→ **THE PROBLEM**: Return the records that follow unaltered. Omit every picture.

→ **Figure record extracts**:
* Begin *

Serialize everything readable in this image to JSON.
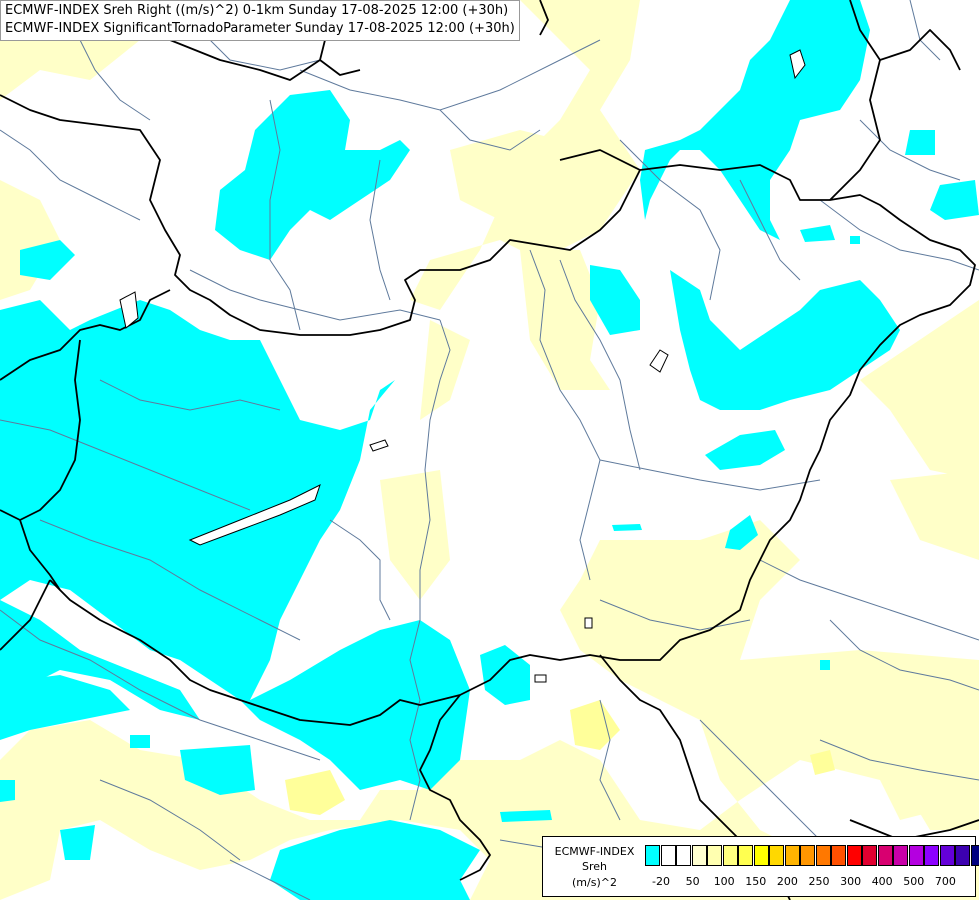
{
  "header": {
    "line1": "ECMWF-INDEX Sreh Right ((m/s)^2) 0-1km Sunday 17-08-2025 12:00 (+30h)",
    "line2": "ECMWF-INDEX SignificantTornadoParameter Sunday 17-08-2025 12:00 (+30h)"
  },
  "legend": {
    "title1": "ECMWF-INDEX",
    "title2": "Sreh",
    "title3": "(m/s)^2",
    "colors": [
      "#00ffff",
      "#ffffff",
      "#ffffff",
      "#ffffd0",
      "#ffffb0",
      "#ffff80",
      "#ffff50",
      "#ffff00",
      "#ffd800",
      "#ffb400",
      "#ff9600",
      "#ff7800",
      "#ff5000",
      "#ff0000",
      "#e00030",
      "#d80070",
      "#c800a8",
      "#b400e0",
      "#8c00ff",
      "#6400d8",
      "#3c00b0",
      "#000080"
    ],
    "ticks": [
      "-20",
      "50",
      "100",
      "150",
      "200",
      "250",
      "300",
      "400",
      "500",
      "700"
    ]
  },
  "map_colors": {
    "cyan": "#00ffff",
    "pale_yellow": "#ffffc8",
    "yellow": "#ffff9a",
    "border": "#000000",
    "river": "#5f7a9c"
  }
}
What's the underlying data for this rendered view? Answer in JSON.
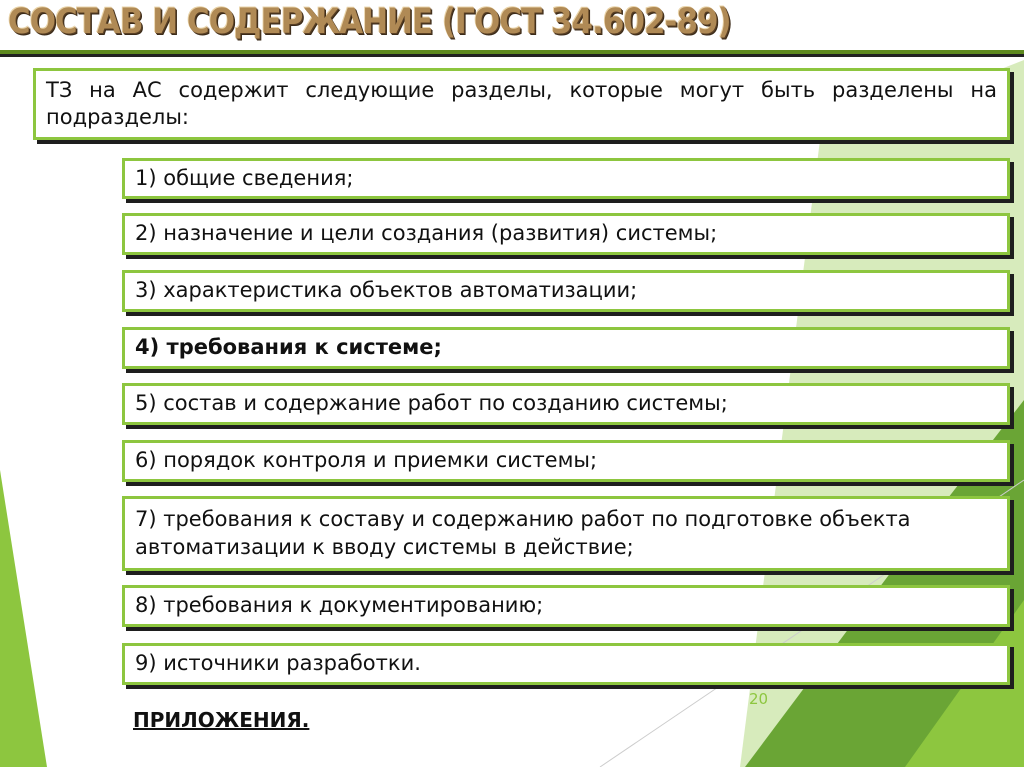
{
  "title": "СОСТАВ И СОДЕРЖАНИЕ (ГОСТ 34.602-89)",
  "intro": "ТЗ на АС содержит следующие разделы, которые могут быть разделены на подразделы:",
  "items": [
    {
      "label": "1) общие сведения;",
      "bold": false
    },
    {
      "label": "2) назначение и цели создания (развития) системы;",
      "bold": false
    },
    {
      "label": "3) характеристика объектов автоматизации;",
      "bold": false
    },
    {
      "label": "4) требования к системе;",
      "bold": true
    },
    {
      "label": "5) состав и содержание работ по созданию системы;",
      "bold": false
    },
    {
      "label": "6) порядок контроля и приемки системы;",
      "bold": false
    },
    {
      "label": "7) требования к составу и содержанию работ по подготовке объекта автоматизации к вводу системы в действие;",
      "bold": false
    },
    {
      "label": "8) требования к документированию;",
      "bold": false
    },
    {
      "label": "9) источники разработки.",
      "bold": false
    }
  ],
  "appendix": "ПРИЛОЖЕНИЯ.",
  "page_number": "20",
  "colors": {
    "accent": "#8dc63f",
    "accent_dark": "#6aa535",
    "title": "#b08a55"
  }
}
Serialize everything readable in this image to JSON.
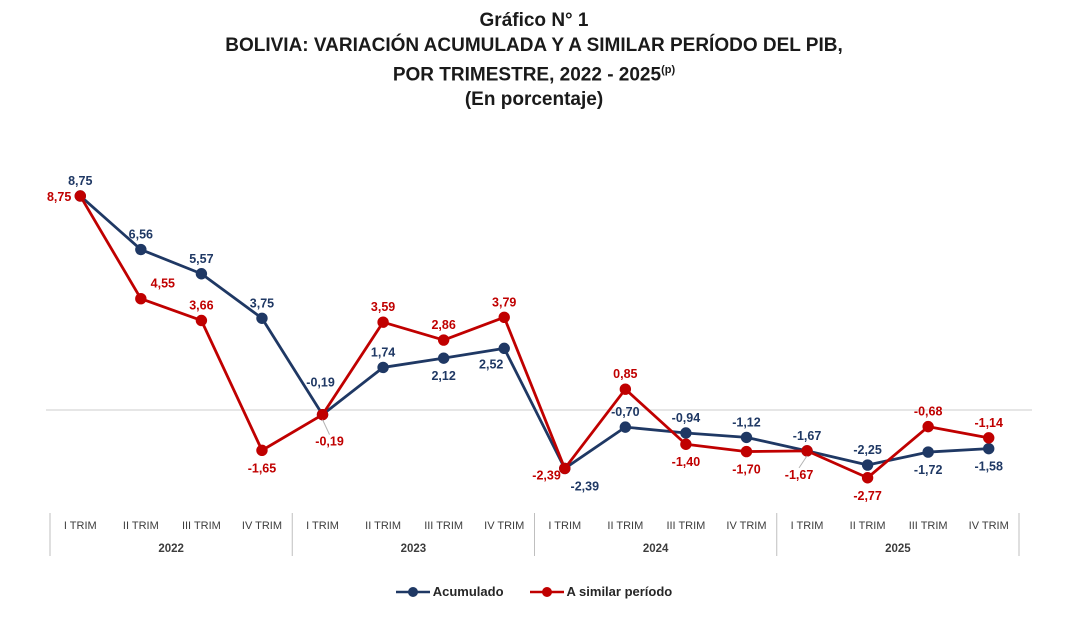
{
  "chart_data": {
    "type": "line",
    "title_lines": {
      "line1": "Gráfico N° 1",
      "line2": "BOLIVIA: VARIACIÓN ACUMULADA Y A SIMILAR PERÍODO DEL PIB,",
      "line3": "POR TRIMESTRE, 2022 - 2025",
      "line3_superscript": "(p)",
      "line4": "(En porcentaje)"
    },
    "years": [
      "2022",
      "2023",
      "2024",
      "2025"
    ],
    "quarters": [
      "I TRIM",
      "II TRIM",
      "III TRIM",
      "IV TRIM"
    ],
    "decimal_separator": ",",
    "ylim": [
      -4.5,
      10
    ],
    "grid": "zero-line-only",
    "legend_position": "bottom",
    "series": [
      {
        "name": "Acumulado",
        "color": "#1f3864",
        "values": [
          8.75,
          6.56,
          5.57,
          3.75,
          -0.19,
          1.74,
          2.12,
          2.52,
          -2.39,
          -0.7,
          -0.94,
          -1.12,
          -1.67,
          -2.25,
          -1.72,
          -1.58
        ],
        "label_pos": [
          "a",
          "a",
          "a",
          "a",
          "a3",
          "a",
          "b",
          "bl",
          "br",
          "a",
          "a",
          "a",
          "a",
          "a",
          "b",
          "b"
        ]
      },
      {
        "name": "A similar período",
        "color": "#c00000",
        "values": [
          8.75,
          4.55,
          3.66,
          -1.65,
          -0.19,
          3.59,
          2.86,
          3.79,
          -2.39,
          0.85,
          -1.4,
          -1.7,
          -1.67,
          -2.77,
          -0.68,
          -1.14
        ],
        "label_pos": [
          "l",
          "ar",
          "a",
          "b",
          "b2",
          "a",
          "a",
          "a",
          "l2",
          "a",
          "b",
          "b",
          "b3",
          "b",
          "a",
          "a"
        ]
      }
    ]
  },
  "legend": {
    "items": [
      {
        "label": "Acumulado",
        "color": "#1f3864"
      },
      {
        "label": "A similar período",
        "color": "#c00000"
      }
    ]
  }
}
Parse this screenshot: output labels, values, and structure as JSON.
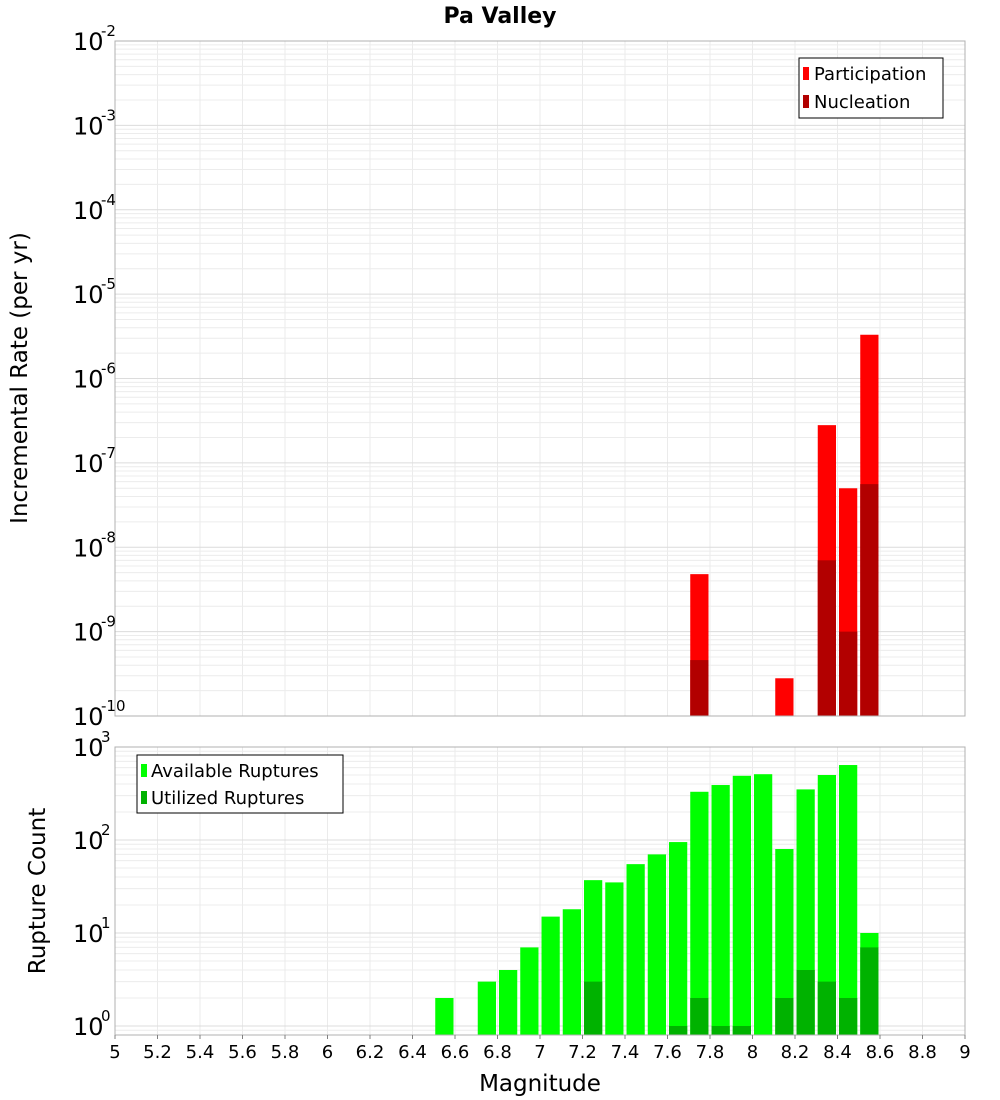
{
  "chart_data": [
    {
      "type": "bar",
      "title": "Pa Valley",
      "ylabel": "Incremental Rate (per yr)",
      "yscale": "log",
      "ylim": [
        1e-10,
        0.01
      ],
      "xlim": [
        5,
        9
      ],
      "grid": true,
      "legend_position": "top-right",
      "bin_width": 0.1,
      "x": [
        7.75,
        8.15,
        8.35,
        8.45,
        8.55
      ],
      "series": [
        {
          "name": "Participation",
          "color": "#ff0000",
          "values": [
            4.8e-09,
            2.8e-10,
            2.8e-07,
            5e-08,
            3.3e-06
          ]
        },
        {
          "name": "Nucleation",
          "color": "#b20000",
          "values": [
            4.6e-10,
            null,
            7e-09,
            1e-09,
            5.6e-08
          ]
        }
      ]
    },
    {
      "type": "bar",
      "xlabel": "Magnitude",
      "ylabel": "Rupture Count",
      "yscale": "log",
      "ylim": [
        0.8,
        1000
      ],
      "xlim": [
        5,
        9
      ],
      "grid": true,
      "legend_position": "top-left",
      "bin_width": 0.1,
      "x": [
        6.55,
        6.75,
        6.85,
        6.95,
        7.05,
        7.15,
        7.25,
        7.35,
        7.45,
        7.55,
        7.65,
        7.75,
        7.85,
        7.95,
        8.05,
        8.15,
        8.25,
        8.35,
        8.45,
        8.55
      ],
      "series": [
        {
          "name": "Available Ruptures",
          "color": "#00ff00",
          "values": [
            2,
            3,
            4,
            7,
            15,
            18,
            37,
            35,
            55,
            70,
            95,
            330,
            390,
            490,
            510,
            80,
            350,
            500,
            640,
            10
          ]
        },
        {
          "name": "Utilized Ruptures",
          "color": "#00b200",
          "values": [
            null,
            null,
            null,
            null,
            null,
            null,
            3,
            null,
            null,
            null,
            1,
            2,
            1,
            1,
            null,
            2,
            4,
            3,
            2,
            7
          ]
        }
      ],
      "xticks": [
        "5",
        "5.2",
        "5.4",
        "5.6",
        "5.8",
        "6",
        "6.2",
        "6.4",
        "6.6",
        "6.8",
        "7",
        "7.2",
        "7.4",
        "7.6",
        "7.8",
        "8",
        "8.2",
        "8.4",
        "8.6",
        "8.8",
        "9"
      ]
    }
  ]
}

* End *

→ **RESULT FOR THIS EXERCISE**:
Serialize everything readable in this image to JSON.
{
  "header": {
    "line1": "ECMWF-INDEX Sreh Right ((m/s)^2) 0-1km Sunday 17-08-2025 12:00 (+30h)",
    "line2": "ECMWF-INDEX SignificantTornadoParameter Sunday 17-08-2025 12:00 (+30h)"
  },
  "legend": {
    "title1": "ECMWF-INDEX",
    "title2": "Sreh",
    "title3": "(m/s)^2",
    "colors": [
      "#00ffff",
      "#ffffff",
      "#ffffff",
      "#ffffd0",
      "#ffffb0",
      "#ffff80",
      "#ffff50",
      "#ffff00",
      "#ffd800",
      "#ffb400",
      "#ff9600",
      "#ff7800",
      "#ff5000",
      "#ff0000",
      "#e00030",
      "#d80070",
      "#c800a8",
      "#b400e0",
      "#8c00ff",
      "#6400d8",
      "#3c00b0",
      "#000080"
    ],
    "ticks": [
      "-20",
      "50",
      "100",
      "150",
      "200",
      "250",
      "300",
      "400",
      "500",
      "700"
    ]
  },
  "map_colors": {
    "cyan": "#00ffff",
    "pale_yellow": "#ffffc8",
    "yellow": "#ffff9a",
    "border": "#000000",
    "river": "#5f7a9c"
  }
}
What's the underlying data for this rendered view? Answer in JSON.
{
  "title": "СОСТАВ И СОДЕРЖАНИЕ (ГОСТ 34.602-89)",
  "intro": "ТЗ на АС содержит следующие разделы, которые могут быть разделены на подразделы:",
  "items": [
    {
      "label": "1) общие сведения;",
      "bold": false
    },
    {
      "label": "2) назначение и цели создания (развития) системы;",
      "bold": false
    },
    {
      "label": "3) характеристика объектов автоматизации;",
      "bold": false
    },
    {
      "label": "4) требования к системе;",
      "bold": true
    },
    {
      "label": "5) состав и содержание работ по созданию системы;",
      "bold": false
    },
    {
      "label": "6) порядок контроля и приемки системы;",
      "bold": false
    },
    {
      "label": "7) требования к составу и содержанию работ по подготовке объекта автоматизации к вводу системы в действие;",
      "bold": false
    },
    {
      "label": "8) требования к документированию;",
      "bold": false
    },
    {
      "label": "9) источники разработки.",
      "bold": false
    }
  ],
  "appendix": "ПРИЛОЖЕНИЯ.",
  "page_number": "20",
  "colors": {
    "accent": "#8dc63f",
    "accent_dark": "#6aa535",
    "title": "#b08a55"
  }
}
Serialize everything readable in this image to JSON.
{
  "chart_data": {
    "type": "line",
    "title_lines": {
      "line1": "Gráfico N° 1",
      "line2": "BOLIVIA: VARIACIÓN ACUMULADA Y A SIMILAR PERÍODO DEL PIB,",
      "line3": "POR TRIMESTRE, 2022 - 2025",
      "line3_superscript": "(p)",
      "line4": "(En porcentaje)"
    },
    "years": [
      "2022",
      "2023",
      "2024",
      "2025"
    ],
    "quarters": [
      "I TRIM",
      "II TRIM",
      "III TRIM",
      "IV TRIM"
    ],
    "decimal_separator": ",",
    "ylim": [
      -4.5,
      10
    ],
    "grid": "zero-line-only",
    "legend_position": "bottom",
    "series": [
      {
        "name": "Acumulado",
        "color": "#1f3864",
        "values": [
          8.75,
          6.56,
          5.57,
          3.75,
          -0.19,
          1.74,
          2.12,
          2.52,
          -2.39,
          -0.7,
          -0.94,
          -1.12,
          -1.67,
          -2.25,
          -1.72,
          -1.58
        ],
        "label_pos": [
          "a",
          "a",
          "a",
          "a",
          "a3",
          "a",
          "b",
          "bl",
          "br",
          "a",
          "a",
          "a",
          "a",
          "a",
          "b",
          "b"
        ]
      },
      {
        "name": "A similar período",
        "color": "#c00000",
        "values": [
          8.75,
          4.55,
          3.66,
          -1.65,
          -0.19,
          3.59,
          2.86,
          3.79,
          -2.39,
          0.85,
          -1.4,
          -1.7,
          -1.67,
          -2.77,
          -0.68,
          -1.14
        ],
        "label_pos": [
          "l",
          "ar",
          "a",
          "b",
          "b2",
          "a",
          "a",
          "a",
          "l2",
          "a",
          "b",
          "b",
          "b3",
          "b",
          "a",
          "a"
        ]
      }
    ]
  },
  "legend": {
    "items": [
      {
        "label": "Acumulado",
        "color": "#1f3864"
      },
      {
        "label": "A similar período",
        "color": "#c00000"
      }
    ]
  }
}
Parse this screenshot: output labels, values, and structure as JSON.
{
  "chart_data": [
    {
      "type": "bar",
      "title": "Pa Valley",
      "ylabel": "Incremental Rate (per yr)",
      "yscale": "log",
      "ylim": [
        1e-10,
        0.01
      ],
      "xlim": [
        5,
        9
      ],
      "grid": true,
      "legend_position": "top-right",
      "bin_width": 0.1,
      "x": [
        7.75,
        8.15,
        8.35,
        8.45,
        8.55
      ],
      "series": [
        {
          "name": "Participation",
          "color": "#ff0000",
          "values": [
            4.8e-09,
            2.8e-10,
            2.8e-07,
            5e-08,
            3.3e-06
          ]
        },
        {
          "name": "Nucleation",
          "color": "#b20000",
          "values": [
            4.6e-10,
            null,
            7e-09,
            1e-09,
            5.6e-08
          ]
        }
      ]
    },
    {
      "type": "bar",
      "xlabel": "Magnitude",
      "ylabel": "Rupture Count",
      "yscale": "log",
      "ylim": [
        0.8,
        1000
      ],
      "xlim": [
        5,
        9
      ],
      "grid": true,
      "legend_position": "top-left",
      "bin_width": 0.1,
      "x": [
        6.55,
        6.75,
        6.85,
        6.95,
        7.05,
        7.15,
        7.25,
        7.35,
        7.45,
        7.55,
        7.65,
        7.75,
        7.85,
        7.95,
        8.05,
        8.15,
        8.25,
        8.35,
        8.45,
        8.55
      ],
      "series": [
        {
          "name": "Available Ruptures",
          "color": "#00ff00",
          "values": [
            2,
            3,
            4,
            7,
            15,
            18,
            37,
            35,
            55,
            70,
            95,
            330,
            390,
            490,
            510,
            80,
            350,
            500,
            640,
            10
          ]
        },
        {
          "name": "Utilized Ruptures",
          "color": "#00b200",
          "values": [
            null,
            null,
            null,
            null,
            null,
            null,
            3,
            null,
            null,
            null,
            1,
            2,
            1,
            1,
            null,
            2,
            4,
            3,
            2,
            7
          ]
        }
      ],
      "xticks": [
        "5",
        "5.2",
        "5.4",
        "5.6",
        "5.8",
        "6",
        "6.2",
        "6.4",
        "6.6",
        "6.8",
        "7",
        "7.2",
        "7.4",
        "7.6",
        "7.8",
        "8",
        "8.2",
        "8.4",
        "8.6",
        "8.8",
        "9"
      ]
    }
  ]
}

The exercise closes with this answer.